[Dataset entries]

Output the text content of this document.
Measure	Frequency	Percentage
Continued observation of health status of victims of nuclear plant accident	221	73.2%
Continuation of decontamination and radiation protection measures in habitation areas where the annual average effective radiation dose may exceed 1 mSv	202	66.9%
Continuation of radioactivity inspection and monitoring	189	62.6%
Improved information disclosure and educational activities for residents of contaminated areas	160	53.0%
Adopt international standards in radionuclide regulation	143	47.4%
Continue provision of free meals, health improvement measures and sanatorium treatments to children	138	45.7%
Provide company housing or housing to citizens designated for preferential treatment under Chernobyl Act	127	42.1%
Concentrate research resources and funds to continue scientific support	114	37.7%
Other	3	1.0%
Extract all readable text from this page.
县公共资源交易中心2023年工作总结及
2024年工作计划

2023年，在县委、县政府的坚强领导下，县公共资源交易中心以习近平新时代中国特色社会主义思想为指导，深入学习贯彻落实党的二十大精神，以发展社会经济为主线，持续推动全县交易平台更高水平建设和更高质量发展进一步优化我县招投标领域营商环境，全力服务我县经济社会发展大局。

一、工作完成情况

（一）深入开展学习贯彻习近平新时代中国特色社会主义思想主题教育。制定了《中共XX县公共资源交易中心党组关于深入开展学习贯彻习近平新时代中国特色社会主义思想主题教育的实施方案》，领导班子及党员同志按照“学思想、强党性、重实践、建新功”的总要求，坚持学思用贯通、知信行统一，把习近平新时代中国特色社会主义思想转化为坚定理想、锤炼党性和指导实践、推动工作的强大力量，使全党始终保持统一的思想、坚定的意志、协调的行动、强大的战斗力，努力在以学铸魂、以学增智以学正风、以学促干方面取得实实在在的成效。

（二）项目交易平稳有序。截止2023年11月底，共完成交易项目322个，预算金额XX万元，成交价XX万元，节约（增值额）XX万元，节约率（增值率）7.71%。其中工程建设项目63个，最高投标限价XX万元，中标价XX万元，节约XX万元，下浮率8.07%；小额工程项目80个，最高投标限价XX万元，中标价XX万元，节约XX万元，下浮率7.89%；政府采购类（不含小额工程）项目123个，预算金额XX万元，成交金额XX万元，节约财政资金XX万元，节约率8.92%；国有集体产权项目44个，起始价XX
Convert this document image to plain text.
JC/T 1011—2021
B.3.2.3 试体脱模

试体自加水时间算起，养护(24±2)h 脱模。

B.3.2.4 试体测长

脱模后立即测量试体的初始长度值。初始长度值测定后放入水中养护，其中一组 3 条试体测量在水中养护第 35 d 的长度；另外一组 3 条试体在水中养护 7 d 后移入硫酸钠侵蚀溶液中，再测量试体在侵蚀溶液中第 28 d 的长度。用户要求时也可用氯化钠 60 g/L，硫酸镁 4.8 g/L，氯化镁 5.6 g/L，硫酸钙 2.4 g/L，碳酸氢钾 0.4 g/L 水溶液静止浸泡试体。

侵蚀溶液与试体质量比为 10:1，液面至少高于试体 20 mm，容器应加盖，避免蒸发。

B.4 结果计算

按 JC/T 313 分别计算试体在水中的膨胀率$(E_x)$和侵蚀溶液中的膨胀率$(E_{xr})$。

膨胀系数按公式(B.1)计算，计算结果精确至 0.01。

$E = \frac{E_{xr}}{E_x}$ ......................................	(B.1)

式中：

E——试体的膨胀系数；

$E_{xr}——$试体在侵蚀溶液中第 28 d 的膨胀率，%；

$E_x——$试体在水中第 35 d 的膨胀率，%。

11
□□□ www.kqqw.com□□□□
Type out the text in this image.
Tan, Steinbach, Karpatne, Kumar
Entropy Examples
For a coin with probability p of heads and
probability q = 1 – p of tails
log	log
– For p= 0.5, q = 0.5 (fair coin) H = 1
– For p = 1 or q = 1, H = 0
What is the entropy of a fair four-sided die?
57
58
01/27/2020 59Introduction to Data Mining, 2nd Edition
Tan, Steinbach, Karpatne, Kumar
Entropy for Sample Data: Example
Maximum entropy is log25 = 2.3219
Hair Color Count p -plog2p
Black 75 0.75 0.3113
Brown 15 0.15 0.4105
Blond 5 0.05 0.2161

## WORK INSTRUCTIONS
Examine the records and report how many lines contain the string "this". Only the number should be given.

## RESPONSE
4